* [What to do]: Say how many lines contain the word "тебя". Only the number should be given.

* [Dataset content]:
[BEGIN]

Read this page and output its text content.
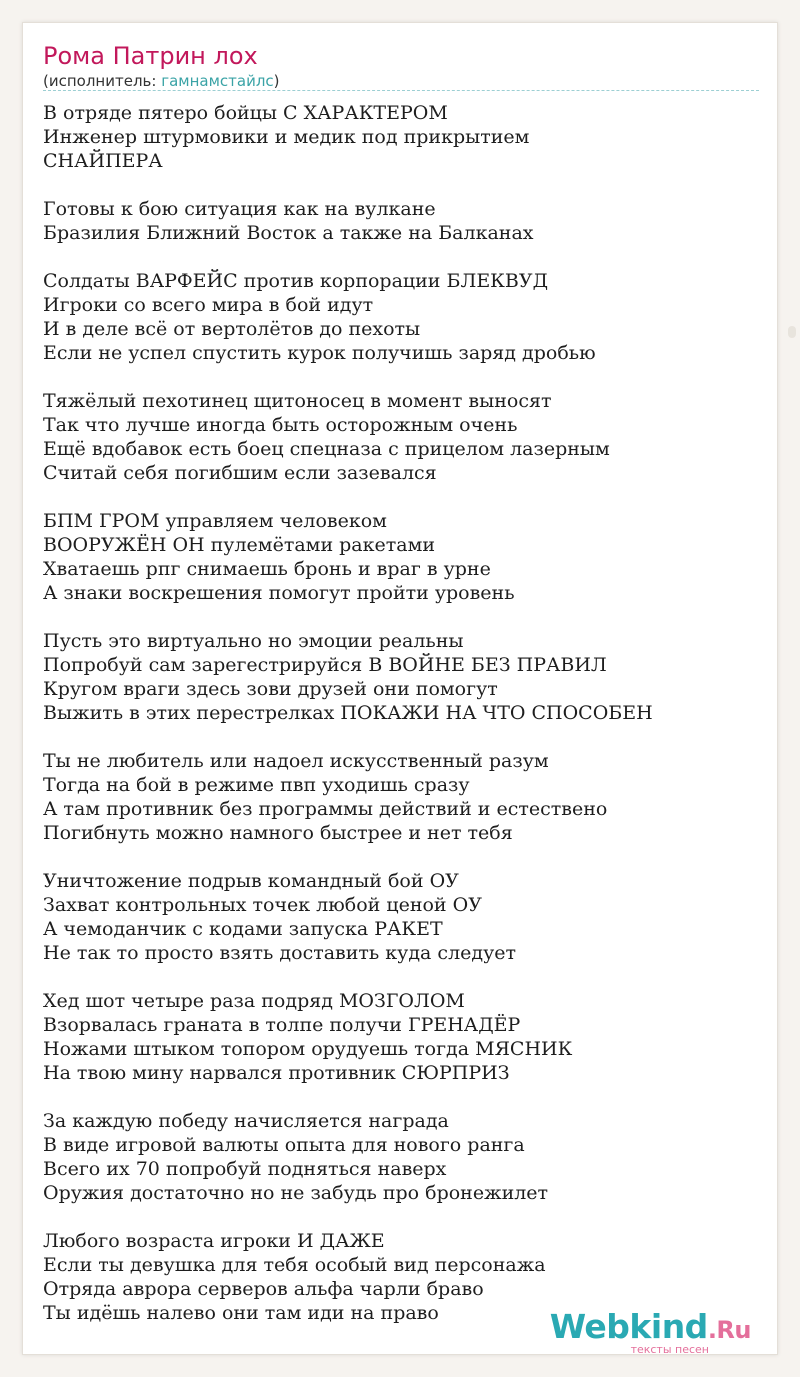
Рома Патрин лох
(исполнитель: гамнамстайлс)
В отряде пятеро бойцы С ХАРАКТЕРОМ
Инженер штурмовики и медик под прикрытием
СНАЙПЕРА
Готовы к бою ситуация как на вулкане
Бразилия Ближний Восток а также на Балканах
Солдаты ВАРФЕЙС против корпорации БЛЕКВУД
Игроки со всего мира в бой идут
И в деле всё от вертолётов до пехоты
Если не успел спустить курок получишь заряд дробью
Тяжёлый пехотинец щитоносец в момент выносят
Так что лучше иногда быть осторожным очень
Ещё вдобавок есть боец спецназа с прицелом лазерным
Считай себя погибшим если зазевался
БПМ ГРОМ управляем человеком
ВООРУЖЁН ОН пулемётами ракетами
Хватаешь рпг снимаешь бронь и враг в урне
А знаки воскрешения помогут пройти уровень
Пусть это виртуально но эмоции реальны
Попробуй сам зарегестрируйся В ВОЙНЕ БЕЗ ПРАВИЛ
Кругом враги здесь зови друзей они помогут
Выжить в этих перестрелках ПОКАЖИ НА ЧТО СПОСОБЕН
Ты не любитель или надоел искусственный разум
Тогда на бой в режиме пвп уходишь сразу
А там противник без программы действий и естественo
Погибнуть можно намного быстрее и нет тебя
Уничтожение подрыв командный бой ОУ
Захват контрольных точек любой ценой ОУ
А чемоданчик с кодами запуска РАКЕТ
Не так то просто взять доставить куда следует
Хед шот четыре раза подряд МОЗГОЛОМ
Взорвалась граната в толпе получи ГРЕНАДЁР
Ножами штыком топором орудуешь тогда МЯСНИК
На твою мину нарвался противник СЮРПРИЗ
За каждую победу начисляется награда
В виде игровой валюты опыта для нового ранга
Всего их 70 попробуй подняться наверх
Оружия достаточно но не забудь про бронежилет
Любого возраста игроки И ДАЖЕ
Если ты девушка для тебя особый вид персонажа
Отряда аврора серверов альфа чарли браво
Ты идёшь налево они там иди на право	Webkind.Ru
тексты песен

[END]

* [Correct answer]: 2